Problem description
In the entries below, how many lines hold the string "become"? Give only the number.

Extracted information

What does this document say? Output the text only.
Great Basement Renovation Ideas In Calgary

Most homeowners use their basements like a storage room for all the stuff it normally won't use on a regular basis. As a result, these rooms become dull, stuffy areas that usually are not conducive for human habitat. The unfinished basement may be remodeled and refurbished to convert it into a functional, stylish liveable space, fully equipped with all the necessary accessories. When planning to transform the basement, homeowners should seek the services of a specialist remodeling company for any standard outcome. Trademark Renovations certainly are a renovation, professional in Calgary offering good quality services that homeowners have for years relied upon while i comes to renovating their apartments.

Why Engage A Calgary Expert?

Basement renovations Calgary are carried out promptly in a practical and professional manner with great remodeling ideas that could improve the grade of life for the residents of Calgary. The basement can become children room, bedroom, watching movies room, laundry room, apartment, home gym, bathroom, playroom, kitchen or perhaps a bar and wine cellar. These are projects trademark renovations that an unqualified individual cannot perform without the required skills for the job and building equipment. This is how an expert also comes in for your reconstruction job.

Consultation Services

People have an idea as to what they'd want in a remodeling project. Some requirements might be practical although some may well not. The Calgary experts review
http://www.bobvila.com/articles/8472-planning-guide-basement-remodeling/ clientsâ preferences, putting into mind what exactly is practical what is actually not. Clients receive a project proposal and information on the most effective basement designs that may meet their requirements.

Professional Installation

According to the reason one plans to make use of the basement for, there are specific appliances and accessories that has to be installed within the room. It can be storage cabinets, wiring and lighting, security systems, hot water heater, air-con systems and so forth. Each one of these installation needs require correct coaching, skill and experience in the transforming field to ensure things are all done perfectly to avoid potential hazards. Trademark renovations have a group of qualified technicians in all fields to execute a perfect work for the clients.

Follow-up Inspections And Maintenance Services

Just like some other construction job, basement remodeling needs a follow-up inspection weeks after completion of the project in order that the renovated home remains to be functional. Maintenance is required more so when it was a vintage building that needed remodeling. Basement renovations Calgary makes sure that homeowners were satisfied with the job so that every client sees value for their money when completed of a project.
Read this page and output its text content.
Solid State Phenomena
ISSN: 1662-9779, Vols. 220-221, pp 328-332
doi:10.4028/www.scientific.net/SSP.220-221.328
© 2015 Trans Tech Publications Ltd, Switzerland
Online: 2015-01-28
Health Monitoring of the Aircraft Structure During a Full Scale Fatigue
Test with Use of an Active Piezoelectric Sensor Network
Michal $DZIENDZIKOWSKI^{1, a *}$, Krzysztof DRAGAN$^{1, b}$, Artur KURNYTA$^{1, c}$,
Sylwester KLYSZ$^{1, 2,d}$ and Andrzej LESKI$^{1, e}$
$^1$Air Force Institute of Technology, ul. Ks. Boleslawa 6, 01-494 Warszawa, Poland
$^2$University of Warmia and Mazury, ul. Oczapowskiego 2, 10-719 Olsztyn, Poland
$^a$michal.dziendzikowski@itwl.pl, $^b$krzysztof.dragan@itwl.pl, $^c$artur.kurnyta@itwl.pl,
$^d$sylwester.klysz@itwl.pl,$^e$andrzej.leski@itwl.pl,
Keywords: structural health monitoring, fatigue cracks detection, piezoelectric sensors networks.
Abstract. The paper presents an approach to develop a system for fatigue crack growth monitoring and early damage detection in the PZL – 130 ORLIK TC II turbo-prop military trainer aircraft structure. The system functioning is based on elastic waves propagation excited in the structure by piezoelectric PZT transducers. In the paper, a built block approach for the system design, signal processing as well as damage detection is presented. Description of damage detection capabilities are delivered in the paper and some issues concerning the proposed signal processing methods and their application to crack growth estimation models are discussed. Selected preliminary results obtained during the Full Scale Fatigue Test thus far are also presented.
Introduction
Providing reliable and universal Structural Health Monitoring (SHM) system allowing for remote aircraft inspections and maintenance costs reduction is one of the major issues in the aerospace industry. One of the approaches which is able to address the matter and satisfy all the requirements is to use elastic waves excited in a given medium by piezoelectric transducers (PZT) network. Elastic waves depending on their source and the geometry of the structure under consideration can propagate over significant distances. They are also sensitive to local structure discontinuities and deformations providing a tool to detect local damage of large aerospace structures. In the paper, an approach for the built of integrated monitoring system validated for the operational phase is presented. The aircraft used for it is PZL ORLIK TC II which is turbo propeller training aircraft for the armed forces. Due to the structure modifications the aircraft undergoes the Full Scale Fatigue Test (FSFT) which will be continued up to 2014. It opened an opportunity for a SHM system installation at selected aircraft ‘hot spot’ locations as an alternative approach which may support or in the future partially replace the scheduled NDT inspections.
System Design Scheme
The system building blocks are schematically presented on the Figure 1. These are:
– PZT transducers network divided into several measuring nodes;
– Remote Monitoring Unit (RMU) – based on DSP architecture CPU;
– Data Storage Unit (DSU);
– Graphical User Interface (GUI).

Result of the exercise
2